* **TASK TO COMPLETE**:
Gather the lines that hold the string "this".
:: WORKING DATA ::
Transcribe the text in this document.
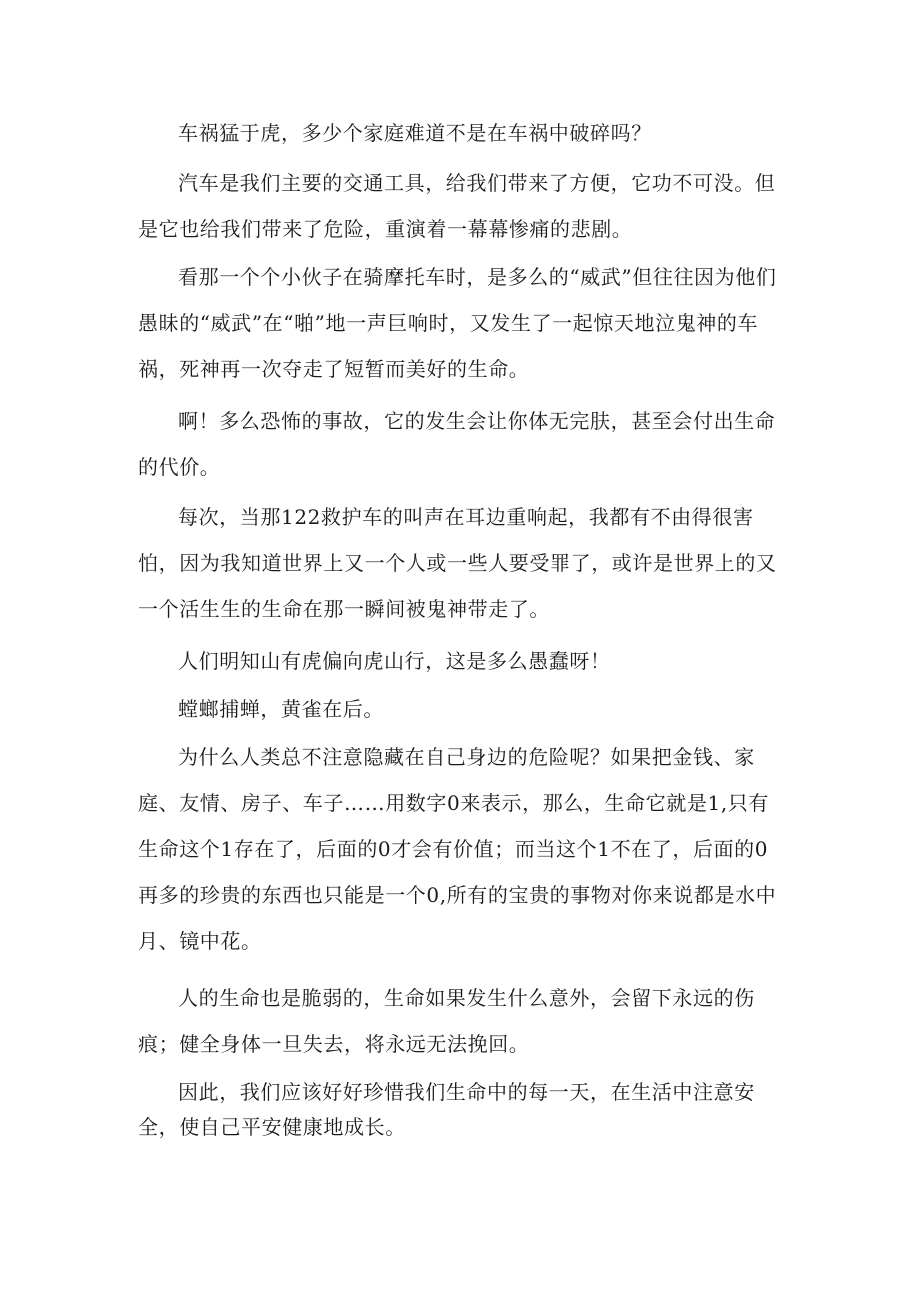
车祸猛于虎，多少个家庭难道不是在车祸中破碎吗？

汽车是我们主要的交通工具，给我们带来了方便，它功不可没。但是它也给我们带来了危险，重演着一幕幕惨痛的悲剧。

看那一个个小伙子在骑摩托车时，是多么的“威武”但往往因为他们愚昧的“威武”在“啪”地一声巨响时，又发生了一起惊天地泣鬼神的车祸，死神再一次夺走了短暂而美好的生命。

啊！多么恐怖的事故，它的发生会让你体无完肤，甚至会付出生命的代价。

每次，当那122救护车的叫声在耳边重响起，我都有不由得很害怕，因为我知道世界上又一个人或一些人要受罪了，或许是世界上的又一个活生生的生命在那一瞬间被鬼神带走了。

人们明知山有虎偏向虎山行，这是多么愚蠢呀！

螳螂捕蝉，黄雀在后。

为什么人类总不注意隐藏在自己身边的危险呢？如果把金钱、家庭、友情、房子、车子……用数字0来表示，那么，生命它就是1,只有生命这个1存在了，后面的0才会有价值；而当这个1不在了，后面的0再多的珍贵的东西也只能是一个0,所有的宝贵的事物对你来说都是水中月、镜中花。

人的生命也是脆弱的，生命如果发生什么意外，会留下永远的伤痕；健全身体一旦失去，将永远无法挽回。

因此，我们应该好好珍惜我们生命中的每一天，在生活中注意安全，使自己平安健康地成长。
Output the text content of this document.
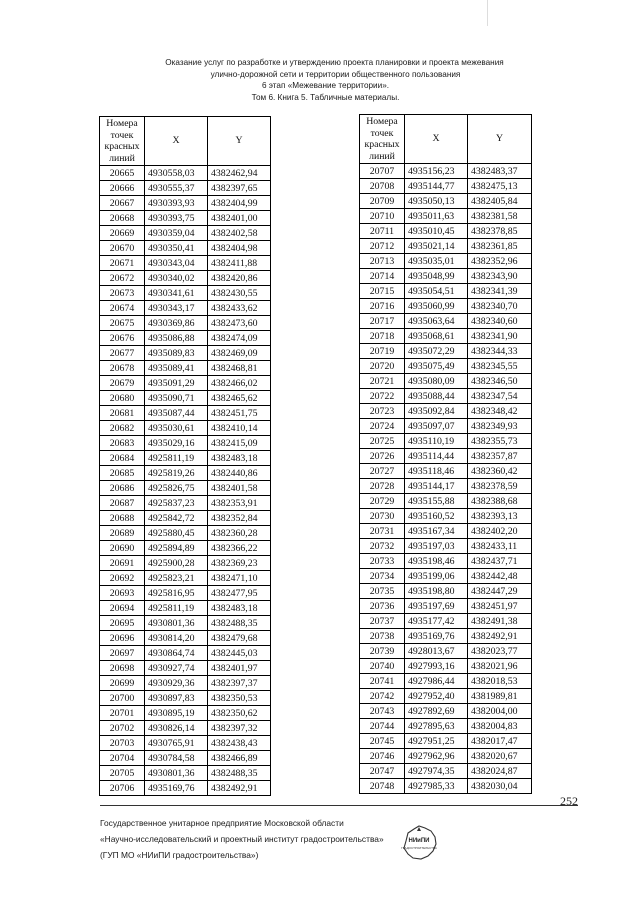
Оказание услуг по разработке и утверждению проекта планировки и проекта межевания
улично-дорожной сети и территории общественного пользования
6 этап «Межевание территории».
Том 6. Книга 5. Табличные материалы.
Номера
точек
красных
линий	X	Y
20665	4930558,03	4382462,94
20666	4930555,37	4382397,65
20667	4930393,93	4382404,99
20668	4930393,75	4382401,00
20669	4930359,04	4382402,58
20670	4930350,41	4382404,98
20671	4930343,04	4382411,88
20672	4930340,02	4382420,86
20673	4930341,61	4382430,55
20674	4930343,17	4382433,62
20675	4930369,86	4382473,60
20676	4935086,88	4382474,09
20677	4935089,83	4382469,09
20678	4935089,41	4382468,81
20679	4935091,29	4382466,02
20680	4935090,71	4382465,62
20681	4935087,44	4382451,75
20682	4935030,61	4382410,14
20683	4935029,16	4382415,09
20684	4925811,19	4382483,18
20685	4925819,26	4382440,86
20686	4925826,75	4382401,58
20687	4925837,23	4382353,91
20688	4925842,72	4382352,84
20689	4925880,45	4382360,28
20690	4925894,89	4382366,22
20691	4925900,28	4382369,23
20692	4925823,21	4382471,10
20693	4925816,95	4382477,95
20694	4925811,19	4382483,18
20695	4930801,36	4382488,35
20696	4930814,20	4382479,68
20697	4930864,74	4382445,03
20698	4930927,74	4382401,97
20699	4930929,36	4382397,37
20700	4930897,83	4382350,53
20701	4930895,19	4382350,62
20702	4930826,14	4382397,32
20703	4930765,91	4382438,43
20704	4930784,58	4382466,89
20705	4930801,36	4382488,35
20706	4935169,76	4382492,91
Номера
точек
красных
линий	X	Y
20707	4935156,23	4382483,37
20708	4935144,77	4382475,13
20709	4935050,13	4382405,84
20710	4935011,63	4382381,58
20711	4935010,45	4382378,85
20712	4935021,14	4382361,85
20713	4935035,01	4382352,96
20714	4935048,99	4382343,90
20715	4935054,51	4382341,39
20716	4935060,99	4382340,70
20717	4935063,64	4382340,60
20718	4935068,61	4382341,90
20719	4935072,29	4382344,33
20720	4935075,49	4382345,55
20721	4935080,09	4382346,50
20722	4935088,44	4382347,54
20723	4935092,84	4382348,42
20724	4935097,07	4382349,93
20725	4935110,19	4382355,73
20726	4935114,44	4382357,87
20727	4935118,46	4382360,42
20728	4935144,17	4382378,59
20729	4935155,88	4382388,68
20730	4935160,52	4382393,13
20731	4935167,34	4382402,20
20732	4935197,03	4382433,11
20733	4935198,46	4382437,71
20734	4935199,06	4382442,48
20735	4935198,80	4382447,29
20736	4935197,69	4382451,97
20737	4935177,42	4382491,38
20738	4935169,76	4382492,91
20739	4928013,67	4382023,77
20740	4927993,16	4382021,96
20741	4927986,44	4382018,53
20742	4927952,40	4381989,81
20743	4927892,69	4382004,00
20744	4927895,63	4382004,83
20745	4927951,25	4382017,47
20746	4927962,96	4382020,67
20747	4927974,35	4382024,87
20748	4927985,33	4382030,04
252
Государственное унитарное предприятие Московской области
«Научно-исследовательский и проектный институт градостроительства»
(ГУП МО «НИиПИ градостроительства»)
НИиПИ
ГРАДОСТРОИТЕЛЬСТВА
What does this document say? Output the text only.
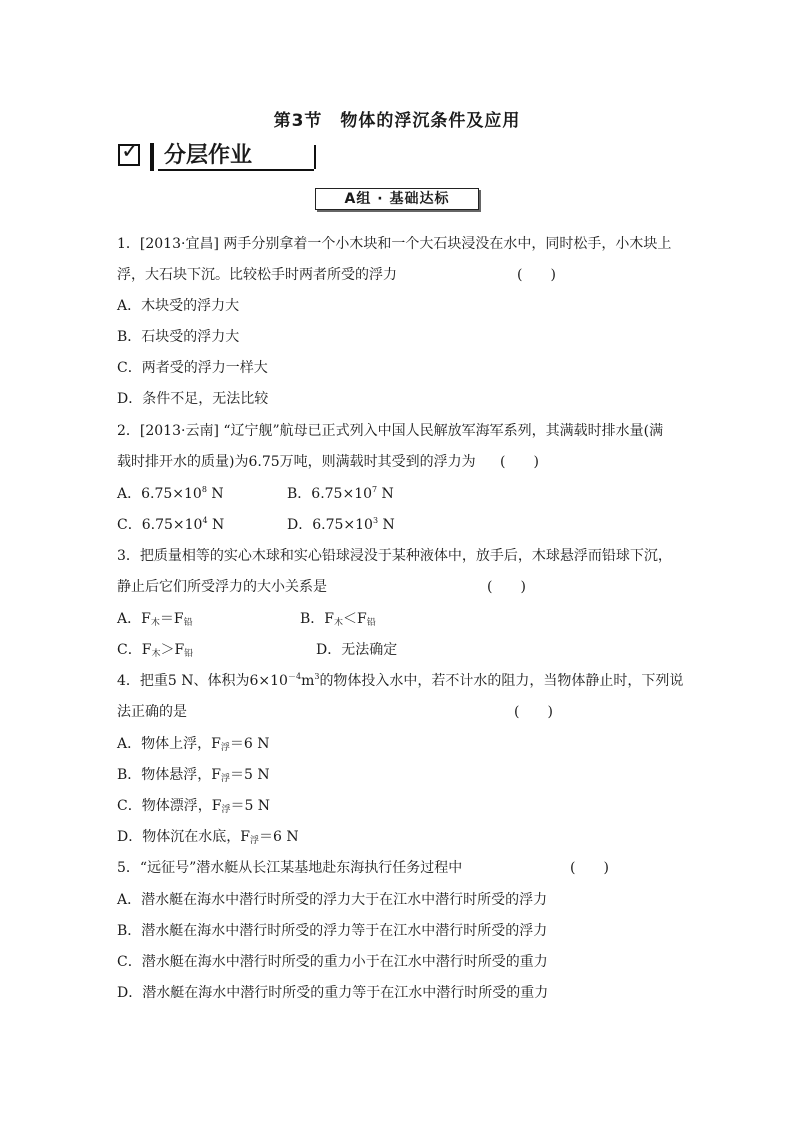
第3节　物体的浮沉条件及应用
✓ 分层作业
A组 · 基础达标
1．[2013·宜昌] 两手分别拿着一个小木块和一个大石块浸没在水中，同时松手，小木块上
浮，大石块下沉。比较松手时两者所受的浮力	(　　)
A．木块受的浮力大
B．石块受的浮力大
C．两者受的浮力一样大
D．条件不足，无法比较
2．[2013·云南] “辽宁舰”航母已正式列入中国人民解放军海军系列，其满载时排水量(满
载时排开水的质量)为6.75万吨，则满载时其受到的浮力为 (　　)
A．$6.75\times 10^8$ N	B．$6.75\times 10^7$ N
C．$6.75\times 10^4$ N	D．$6.75\times 10^3$ N
3．把质量相等的实心木球和实心铅球浸没于某种液体中，放手后，木球悬浮而铅球下沉，
静止后它们所受浮力的大小关系是	(　　)
A．$F_木=F_铅$	B．$F_木<F_铅$
C．$F_木>F_铅$	D．无法确定
4．把重5 N、体积为$6\times 10^{-4}m^3$的物体投入水中，若不计水的阻力，当物体静止时，下列说
法正确的是	(　　)
A．物体上浮，$F_浮=6$ N
B．物体悬浮，$F_浮=5$ N
C．物体漂浮，$F_浮=5$ N
D．物体沉在水底，$F_浮=6$ N
5．“远征号”潜水艇从长江某基地赴东海执行任务过程中	(　　)
A．潜水艇在海水中潜行时所受的浮力大于在江水中潜行时所受的浮力
B．潜水艇在海水中潜行时所受的浮力等于在江水中潜行时所受的浮力
C．潜水艇在海水中潜行时所受的重力小于在江水中潜行时所受的重力
D．潜水艇在海水中潜行时所受的重力等于在江水中潜行时所受的重力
:::
* **EXERCISE OUTPUT**:
Transcribe the text in this document.
Output the text content of this document.
What does this document say? Output the text only.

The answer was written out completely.